**SET EXERCISE**
Below are entries. Pull out all lines containing "Régimen".

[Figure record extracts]
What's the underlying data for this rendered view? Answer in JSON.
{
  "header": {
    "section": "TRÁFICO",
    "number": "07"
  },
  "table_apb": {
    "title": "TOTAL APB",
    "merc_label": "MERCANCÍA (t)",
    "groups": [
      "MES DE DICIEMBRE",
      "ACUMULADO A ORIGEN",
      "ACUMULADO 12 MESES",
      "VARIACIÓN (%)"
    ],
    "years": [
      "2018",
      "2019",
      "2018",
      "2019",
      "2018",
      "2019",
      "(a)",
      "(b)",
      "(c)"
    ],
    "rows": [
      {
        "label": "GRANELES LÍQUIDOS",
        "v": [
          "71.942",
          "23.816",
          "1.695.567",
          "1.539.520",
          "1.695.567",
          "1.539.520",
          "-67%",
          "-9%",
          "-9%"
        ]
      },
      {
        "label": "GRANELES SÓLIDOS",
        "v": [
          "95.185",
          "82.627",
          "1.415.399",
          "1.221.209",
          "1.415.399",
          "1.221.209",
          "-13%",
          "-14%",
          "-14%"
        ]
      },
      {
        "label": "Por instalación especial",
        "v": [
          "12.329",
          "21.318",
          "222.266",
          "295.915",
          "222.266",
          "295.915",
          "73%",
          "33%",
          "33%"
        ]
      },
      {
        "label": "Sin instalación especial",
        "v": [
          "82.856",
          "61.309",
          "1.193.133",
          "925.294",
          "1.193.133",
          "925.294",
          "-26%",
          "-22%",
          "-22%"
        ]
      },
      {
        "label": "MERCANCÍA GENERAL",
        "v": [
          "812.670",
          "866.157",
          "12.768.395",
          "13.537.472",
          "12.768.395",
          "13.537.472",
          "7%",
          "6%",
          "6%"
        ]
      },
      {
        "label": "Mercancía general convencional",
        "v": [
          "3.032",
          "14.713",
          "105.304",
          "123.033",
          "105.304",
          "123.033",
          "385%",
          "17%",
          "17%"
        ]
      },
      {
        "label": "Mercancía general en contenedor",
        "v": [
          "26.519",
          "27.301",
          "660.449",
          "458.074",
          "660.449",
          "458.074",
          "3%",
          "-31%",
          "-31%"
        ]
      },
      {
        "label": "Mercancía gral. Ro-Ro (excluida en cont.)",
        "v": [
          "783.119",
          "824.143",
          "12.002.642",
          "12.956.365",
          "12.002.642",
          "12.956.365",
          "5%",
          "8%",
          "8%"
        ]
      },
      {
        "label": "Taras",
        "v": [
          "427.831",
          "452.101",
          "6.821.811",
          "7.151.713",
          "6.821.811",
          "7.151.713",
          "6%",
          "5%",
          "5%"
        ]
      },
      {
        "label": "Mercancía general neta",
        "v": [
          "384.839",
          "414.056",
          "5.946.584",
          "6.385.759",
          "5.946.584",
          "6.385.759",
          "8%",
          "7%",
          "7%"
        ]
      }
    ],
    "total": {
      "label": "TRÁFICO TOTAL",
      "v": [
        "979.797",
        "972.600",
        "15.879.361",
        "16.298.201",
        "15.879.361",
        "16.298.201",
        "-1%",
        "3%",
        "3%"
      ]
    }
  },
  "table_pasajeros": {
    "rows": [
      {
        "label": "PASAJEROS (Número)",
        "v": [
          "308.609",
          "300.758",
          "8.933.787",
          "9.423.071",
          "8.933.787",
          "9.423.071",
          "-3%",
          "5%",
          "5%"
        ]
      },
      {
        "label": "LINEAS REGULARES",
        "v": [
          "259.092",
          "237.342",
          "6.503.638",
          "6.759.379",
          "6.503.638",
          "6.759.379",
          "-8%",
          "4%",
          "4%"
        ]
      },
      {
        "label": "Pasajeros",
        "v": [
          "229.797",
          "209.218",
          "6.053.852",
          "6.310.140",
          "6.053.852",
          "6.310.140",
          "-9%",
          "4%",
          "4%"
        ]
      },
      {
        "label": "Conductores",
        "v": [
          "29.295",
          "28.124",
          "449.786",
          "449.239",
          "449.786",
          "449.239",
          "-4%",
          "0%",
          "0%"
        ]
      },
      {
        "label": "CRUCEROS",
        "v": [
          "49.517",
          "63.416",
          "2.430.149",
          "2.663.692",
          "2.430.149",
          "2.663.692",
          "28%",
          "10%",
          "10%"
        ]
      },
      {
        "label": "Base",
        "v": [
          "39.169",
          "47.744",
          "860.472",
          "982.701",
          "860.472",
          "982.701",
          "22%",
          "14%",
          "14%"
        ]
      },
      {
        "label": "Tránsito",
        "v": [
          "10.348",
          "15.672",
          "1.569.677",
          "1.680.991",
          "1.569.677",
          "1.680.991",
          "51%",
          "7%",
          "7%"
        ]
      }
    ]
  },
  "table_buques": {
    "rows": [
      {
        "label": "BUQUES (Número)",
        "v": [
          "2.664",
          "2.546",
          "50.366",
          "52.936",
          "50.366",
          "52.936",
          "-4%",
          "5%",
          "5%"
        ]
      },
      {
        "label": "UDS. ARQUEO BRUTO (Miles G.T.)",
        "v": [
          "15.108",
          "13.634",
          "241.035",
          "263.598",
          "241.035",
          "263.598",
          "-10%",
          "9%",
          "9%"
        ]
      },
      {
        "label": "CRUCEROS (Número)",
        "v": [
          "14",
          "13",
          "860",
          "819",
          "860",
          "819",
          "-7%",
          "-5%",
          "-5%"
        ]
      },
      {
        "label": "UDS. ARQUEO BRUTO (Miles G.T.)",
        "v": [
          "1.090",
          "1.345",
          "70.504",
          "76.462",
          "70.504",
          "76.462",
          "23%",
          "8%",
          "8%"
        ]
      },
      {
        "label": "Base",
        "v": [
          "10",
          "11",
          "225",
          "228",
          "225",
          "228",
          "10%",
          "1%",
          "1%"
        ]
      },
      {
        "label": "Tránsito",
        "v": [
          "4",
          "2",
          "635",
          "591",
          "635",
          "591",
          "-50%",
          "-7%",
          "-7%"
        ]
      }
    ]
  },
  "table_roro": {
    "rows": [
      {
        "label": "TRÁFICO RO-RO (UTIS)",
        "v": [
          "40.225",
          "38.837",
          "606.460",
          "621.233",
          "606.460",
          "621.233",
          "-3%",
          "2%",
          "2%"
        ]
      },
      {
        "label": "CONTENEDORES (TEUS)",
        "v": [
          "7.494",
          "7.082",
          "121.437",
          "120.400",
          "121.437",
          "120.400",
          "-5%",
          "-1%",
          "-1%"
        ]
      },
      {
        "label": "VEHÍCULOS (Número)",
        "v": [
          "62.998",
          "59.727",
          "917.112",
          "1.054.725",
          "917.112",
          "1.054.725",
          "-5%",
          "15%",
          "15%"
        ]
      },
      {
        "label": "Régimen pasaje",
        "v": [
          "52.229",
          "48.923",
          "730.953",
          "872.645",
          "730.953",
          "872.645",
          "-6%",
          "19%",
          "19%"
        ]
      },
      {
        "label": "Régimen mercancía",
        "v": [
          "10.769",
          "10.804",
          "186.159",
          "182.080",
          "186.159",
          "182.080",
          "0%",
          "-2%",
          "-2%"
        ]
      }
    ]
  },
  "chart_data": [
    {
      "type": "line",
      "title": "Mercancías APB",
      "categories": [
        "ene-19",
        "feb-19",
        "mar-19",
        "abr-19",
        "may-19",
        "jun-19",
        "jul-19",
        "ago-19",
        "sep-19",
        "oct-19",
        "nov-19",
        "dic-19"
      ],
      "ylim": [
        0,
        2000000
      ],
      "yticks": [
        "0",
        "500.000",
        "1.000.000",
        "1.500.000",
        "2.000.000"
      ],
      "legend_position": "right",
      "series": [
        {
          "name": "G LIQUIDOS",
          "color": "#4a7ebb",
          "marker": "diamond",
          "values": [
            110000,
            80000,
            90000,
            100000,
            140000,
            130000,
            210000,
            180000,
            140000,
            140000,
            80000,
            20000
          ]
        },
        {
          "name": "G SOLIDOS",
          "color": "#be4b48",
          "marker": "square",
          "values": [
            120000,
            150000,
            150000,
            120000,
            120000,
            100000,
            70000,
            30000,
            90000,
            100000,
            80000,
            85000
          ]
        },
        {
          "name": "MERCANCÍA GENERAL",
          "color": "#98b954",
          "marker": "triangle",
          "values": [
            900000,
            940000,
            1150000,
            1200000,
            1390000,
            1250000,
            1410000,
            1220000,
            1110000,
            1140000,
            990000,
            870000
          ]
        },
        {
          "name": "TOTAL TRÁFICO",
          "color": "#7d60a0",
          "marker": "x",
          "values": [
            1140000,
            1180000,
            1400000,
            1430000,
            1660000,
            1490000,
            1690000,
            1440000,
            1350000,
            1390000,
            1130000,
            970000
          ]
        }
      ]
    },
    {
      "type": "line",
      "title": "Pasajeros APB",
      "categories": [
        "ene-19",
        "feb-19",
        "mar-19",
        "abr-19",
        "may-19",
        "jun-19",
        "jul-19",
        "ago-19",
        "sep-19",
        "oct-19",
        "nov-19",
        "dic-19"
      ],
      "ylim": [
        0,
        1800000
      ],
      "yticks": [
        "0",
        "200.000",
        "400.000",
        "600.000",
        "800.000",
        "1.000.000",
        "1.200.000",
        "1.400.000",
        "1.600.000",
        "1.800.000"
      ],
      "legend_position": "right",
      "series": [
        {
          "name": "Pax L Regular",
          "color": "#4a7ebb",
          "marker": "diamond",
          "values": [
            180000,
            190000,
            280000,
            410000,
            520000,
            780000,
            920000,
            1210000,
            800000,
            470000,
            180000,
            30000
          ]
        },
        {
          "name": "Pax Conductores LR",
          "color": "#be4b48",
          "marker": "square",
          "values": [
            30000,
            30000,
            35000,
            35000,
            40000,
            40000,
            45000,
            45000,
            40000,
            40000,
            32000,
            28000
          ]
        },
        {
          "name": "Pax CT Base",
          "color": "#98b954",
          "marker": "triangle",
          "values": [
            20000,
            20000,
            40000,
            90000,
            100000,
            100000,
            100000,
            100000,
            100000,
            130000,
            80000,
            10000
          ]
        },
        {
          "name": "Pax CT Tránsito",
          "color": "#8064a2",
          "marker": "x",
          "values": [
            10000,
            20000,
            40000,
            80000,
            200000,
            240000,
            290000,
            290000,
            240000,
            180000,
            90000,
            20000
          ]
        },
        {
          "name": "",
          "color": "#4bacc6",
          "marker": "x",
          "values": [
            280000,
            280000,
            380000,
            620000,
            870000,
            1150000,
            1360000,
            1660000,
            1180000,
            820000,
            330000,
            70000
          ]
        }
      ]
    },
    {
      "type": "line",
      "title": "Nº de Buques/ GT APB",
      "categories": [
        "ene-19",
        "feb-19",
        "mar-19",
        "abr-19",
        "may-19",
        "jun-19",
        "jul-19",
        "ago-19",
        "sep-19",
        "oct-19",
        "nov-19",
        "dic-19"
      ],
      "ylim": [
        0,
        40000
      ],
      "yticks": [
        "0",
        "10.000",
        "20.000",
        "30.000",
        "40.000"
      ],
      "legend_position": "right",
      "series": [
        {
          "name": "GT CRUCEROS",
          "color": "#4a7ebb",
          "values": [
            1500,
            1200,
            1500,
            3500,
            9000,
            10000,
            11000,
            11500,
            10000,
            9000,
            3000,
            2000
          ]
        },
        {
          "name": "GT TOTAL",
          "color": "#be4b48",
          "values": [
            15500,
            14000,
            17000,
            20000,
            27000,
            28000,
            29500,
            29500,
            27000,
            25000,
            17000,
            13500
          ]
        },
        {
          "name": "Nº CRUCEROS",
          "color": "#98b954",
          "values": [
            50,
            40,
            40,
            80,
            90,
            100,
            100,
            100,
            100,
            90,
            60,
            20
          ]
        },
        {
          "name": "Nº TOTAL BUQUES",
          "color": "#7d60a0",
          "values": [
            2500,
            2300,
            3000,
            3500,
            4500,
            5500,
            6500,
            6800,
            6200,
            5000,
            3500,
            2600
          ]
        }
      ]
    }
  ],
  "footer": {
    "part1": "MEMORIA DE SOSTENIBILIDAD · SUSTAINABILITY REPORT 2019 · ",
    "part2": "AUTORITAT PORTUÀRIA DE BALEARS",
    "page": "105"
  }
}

**SOLUTION FOR THIS TASK**
        "label": "Régimen pasaje",
        "label": "Régimen mercancía",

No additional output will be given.